Go over the entries below line by line, copying each one that contains the word "headlight".

══ THE RECORDS

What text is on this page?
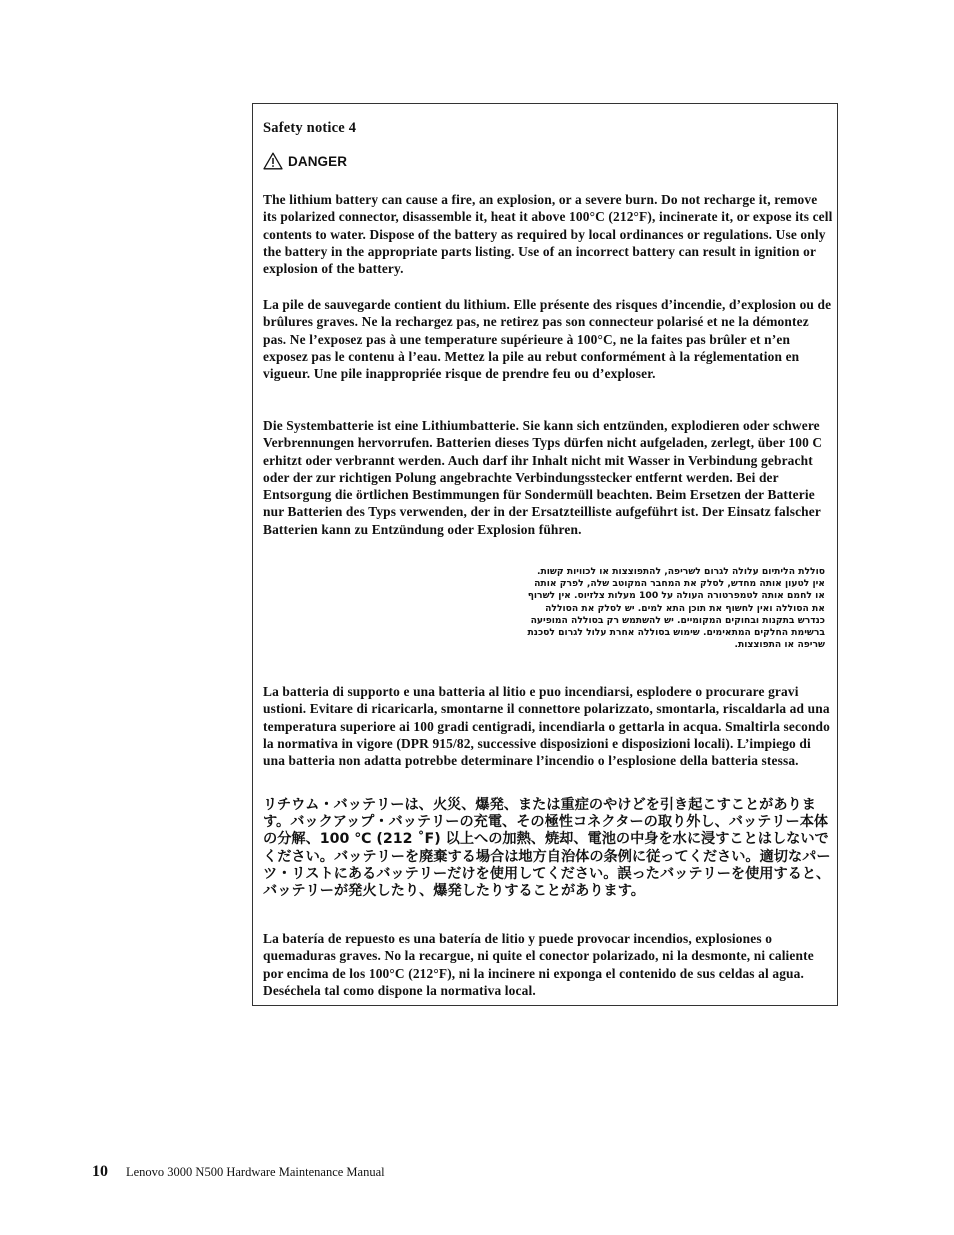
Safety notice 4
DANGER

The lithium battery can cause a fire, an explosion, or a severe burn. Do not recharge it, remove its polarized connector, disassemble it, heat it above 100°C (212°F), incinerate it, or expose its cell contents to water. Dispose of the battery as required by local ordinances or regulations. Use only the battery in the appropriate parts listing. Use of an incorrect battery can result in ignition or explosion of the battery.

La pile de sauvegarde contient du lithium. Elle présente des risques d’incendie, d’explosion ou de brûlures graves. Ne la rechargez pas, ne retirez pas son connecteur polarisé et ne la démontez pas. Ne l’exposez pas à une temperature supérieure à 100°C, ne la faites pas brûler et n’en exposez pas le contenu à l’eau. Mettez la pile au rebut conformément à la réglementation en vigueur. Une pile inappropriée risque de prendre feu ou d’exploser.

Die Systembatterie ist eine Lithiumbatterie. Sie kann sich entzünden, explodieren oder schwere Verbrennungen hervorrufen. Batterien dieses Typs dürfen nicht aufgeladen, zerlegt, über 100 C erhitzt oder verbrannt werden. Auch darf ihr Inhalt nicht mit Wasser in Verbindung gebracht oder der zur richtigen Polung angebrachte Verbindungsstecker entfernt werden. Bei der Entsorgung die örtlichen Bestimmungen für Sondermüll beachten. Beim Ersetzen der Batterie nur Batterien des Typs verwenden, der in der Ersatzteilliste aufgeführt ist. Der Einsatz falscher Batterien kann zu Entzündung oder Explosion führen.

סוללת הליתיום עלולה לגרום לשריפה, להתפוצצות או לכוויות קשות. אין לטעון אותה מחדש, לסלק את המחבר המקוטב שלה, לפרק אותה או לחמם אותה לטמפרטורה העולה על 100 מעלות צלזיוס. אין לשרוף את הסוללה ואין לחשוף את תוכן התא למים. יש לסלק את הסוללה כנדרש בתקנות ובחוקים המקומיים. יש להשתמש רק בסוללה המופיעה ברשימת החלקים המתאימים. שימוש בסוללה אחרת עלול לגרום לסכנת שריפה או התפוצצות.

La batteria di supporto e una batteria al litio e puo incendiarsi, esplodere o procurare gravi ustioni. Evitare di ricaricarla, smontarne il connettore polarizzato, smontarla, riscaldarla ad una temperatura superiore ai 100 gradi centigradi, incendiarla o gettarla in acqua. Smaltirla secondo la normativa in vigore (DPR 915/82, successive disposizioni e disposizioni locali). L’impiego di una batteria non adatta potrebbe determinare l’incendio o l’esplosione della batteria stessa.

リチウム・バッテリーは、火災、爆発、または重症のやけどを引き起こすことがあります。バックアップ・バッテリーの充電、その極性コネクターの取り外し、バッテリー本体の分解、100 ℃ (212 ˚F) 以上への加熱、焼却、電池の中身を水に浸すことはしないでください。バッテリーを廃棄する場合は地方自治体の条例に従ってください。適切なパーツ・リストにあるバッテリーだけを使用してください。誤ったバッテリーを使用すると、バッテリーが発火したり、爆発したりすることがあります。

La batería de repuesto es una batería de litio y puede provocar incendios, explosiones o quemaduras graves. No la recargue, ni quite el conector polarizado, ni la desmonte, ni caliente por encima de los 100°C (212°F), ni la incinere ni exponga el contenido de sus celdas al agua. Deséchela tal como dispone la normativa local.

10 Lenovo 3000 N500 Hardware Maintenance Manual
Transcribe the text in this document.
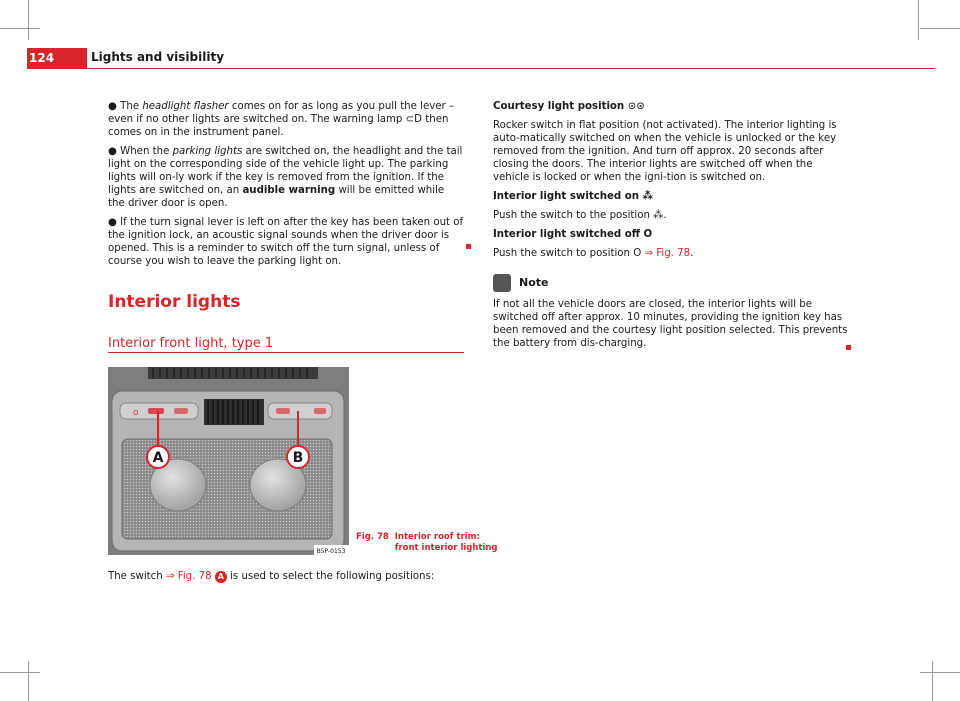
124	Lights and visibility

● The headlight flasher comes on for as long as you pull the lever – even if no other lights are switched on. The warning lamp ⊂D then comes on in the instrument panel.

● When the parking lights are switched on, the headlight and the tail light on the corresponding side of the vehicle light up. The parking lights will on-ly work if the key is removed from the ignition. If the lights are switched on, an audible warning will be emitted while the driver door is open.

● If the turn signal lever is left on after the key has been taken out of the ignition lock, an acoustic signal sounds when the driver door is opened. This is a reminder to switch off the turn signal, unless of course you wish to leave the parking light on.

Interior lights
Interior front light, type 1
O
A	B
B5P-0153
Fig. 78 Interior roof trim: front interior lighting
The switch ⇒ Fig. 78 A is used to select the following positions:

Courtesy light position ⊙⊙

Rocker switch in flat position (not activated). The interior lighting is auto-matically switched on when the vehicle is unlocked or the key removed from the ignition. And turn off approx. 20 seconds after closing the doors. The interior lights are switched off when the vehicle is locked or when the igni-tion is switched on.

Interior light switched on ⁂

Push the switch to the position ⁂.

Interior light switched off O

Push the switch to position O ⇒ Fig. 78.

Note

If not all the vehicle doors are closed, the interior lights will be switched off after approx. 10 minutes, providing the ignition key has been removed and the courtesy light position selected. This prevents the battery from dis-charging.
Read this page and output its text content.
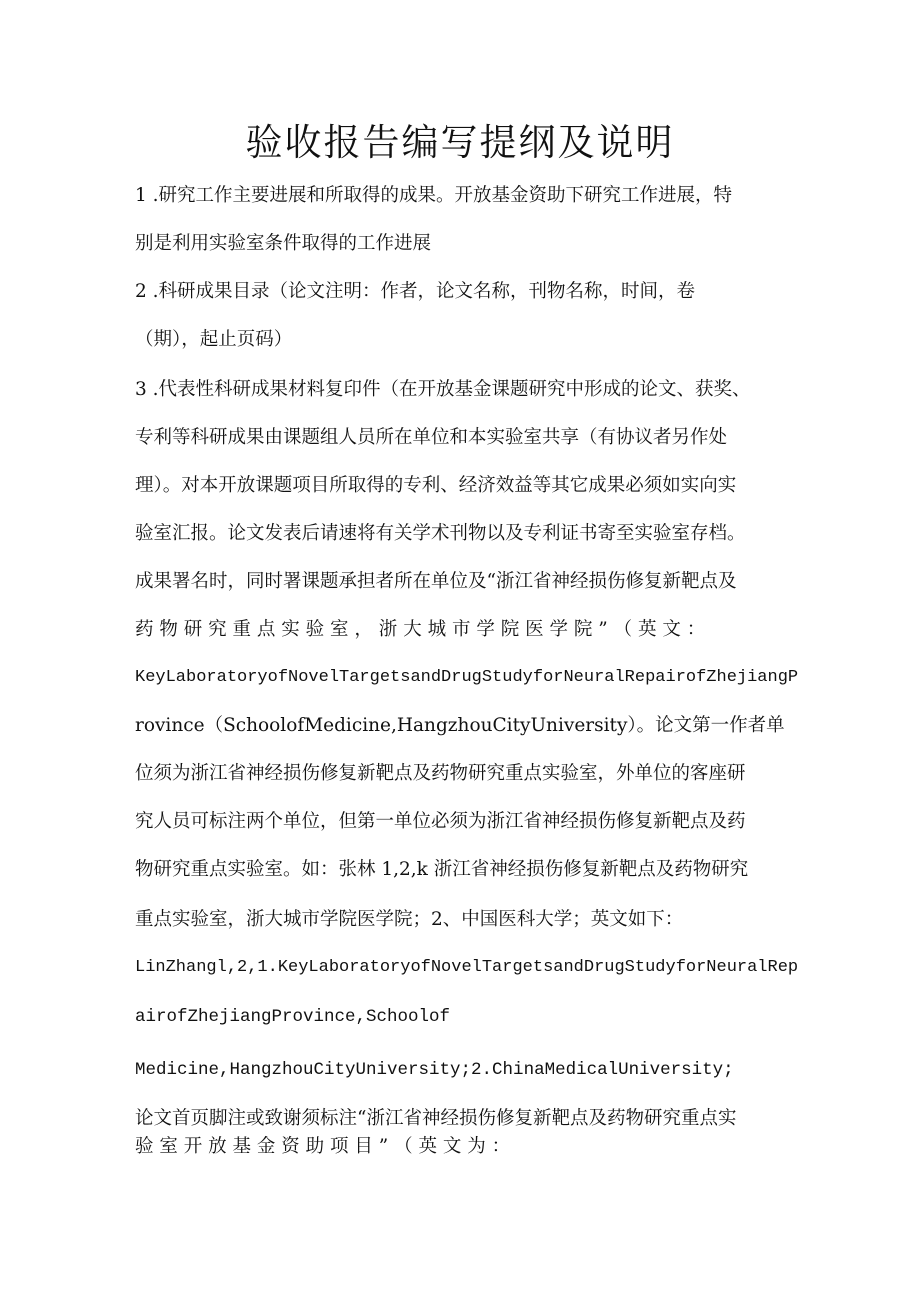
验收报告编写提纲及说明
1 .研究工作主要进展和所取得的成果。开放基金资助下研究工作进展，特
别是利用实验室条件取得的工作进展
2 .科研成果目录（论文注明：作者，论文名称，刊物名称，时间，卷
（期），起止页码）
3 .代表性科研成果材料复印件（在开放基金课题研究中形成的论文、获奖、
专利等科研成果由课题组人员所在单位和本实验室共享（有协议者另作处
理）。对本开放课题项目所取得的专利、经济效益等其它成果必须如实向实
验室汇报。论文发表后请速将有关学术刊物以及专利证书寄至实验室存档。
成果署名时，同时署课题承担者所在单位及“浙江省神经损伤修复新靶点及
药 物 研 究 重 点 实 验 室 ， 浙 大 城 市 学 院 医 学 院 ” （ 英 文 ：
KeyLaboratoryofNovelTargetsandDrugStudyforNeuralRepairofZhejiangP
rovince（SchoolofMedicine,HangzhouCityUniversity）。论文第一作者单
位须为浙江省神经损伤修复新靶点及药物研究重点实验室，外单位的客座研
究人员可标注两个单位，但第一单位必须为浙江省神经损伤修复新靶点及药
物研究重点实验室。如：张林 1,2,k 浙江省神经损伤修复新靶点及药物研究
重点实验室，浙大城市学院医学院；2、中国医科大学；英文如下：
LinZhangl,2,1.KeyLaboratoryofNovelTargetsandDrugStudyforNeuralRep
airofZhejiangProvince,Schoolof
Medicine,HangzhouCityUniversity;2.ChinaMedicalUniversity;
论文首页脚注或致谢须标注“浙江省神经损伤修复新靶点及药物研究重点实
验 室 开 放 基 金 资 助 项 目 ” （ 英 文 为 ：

════

■ EXERCISE ANSWER
● The headlight flasher comes on for as long as you pull the lever – even if no other lights are switched on. The warning lamp ⊂D then comes on in the instrument panel.
● When the parking lights are switched on, the headlight and the tail light on the corresponding side of the vehicle light up. The parking lights will on-ly work if the key is removed from the ignition. If the lights are switched on, an audible warning will be emitted while the driver door is open.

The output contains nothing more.